◆ DATA SHOWN:
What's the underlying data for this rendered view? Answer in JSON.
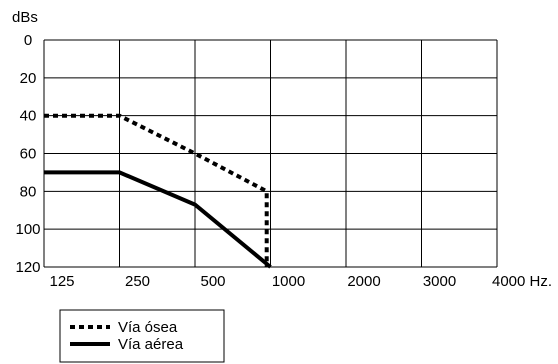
{
  "chart_data": {
    "type": "line",
    "ylabel": "dBs",
    "x_tick_labels": [
      "125",
      "250",
      "500",
      "1000",
      "2000",
      "3000",
      "4000 Hz."
    ],
    "y_tick_labels": [
      "0",
      "20",
      "40",
      "60",
      "80",
      "100",
      "120"
    ],
    "ylim": [
      0,
      120
    ],
    "y_inverted": true,
    "grid": true,
    "legend_position": "bottom-left",
    "series": [
      {
        "name": "Vía ósea",
        "style": "dotted",
        "color": "#000000",
        "points": [
          {
            "x_index": 0,
            "y": 40
          },
          {
            "x_index": 1,
            "y": 40
          },
          {
            "x_index": 2,
            "y": 60
          },
          {
            "x_index": 2.95,
            "y": 80
          },
          {
            "x_index": 2.95,
            "y": 120
          }
        ]
      },
      {
        "name": "Vía aérea",
        "style": "solid",
        "color": "#000000",
        "points": [
          {
            "x_index": 0,
            "y": 70
          },
          {
            "x_index": 1,
            "y": 70
          },
          {
            "x_index": 2,
            "y": 87
          },
          {
            "x_index": 3,
            "y": 120
          }
        ]
      }
    ]
  }
}
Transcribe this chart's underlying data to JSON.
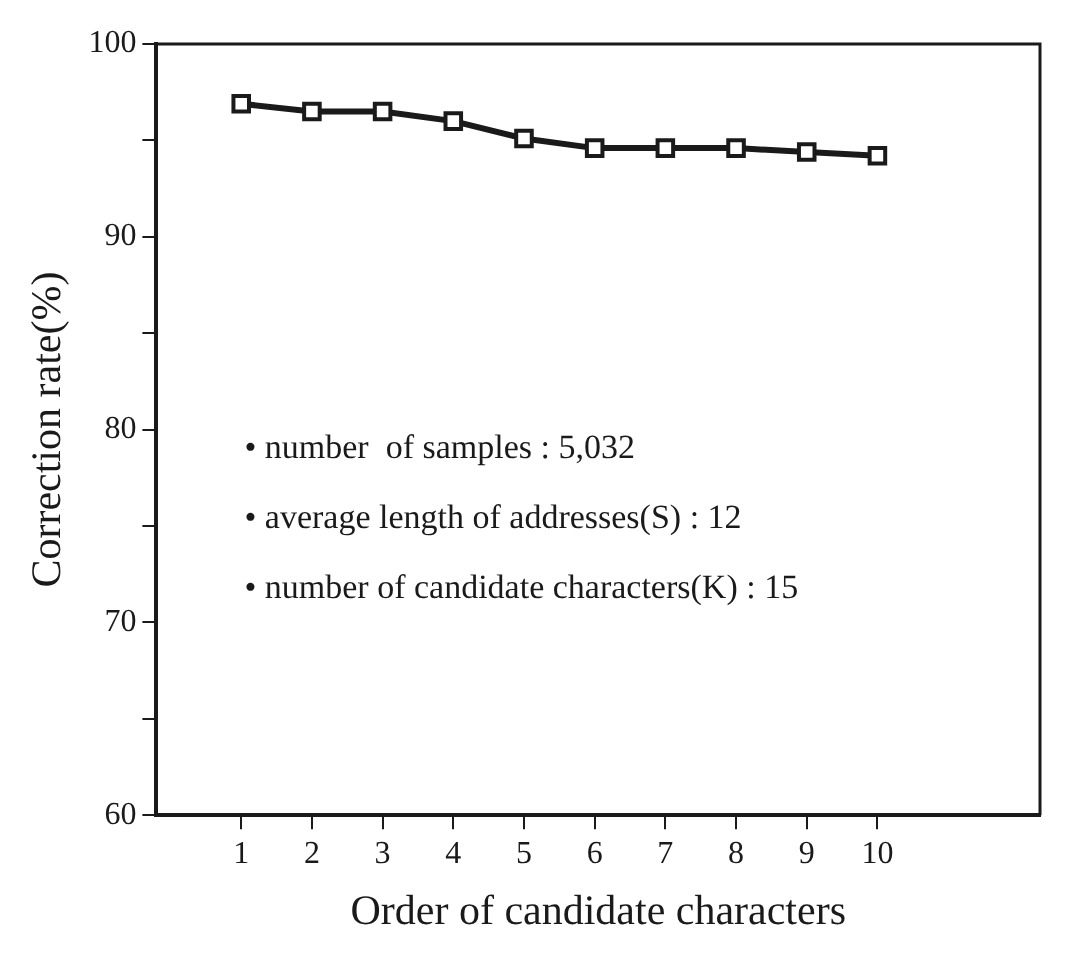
{
  "chart_data": {
    "type": "line",
    "xlabel": "Order of candidate characters",
    "ylabel": "Correction rate(%)",
    "x": [
      1,
      2,
      3,
      4,
      5,
      6,
      7,
      8,
      9,
      10
    ],
    "series": [
      {
        "color": "#1a1a1a",
        "values": [
          96.9,
          96.5,
          96.5,
          96.0,
          95.1,
          94.6,
          94.6,
          94.6,
          94.4,
          94.2
        ]
      }
    ],
    "xlim": [
      -0.2,
      12.3
    ],
    "xticks": [
      1,
      2,
      3,
      4,
      5,
      6,
      7,
      8,
      9,
      10
    ],
    "ylim": [
      60,
      100
    ],
    "yticks": [
      60,
      {
        "value": 65,
        "label": null
      },
      70,
      {
        "value": 75,
        "label": null
      },
      80,
      {
        "value": 85,
        "label": null
      },
      90,
      {
        "value": 95,
        "label": null
      },
      100
    ],
    "grid": false,
    "legend": false,
    "marker": "square",
    "line_style": "solid",
    "annotations": [
      "• number  of samples : 5,032",
      "• average length of addresses(S) : 12",
      "• number of candidate characters(K) : 15"
    ]
  }
}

◆ PROBLEM DESCRIPTION:
Provide the count, and nothing else, of lines in the data above where the word "number" occurs.

◆ ANSWER TO THIS TASK:
2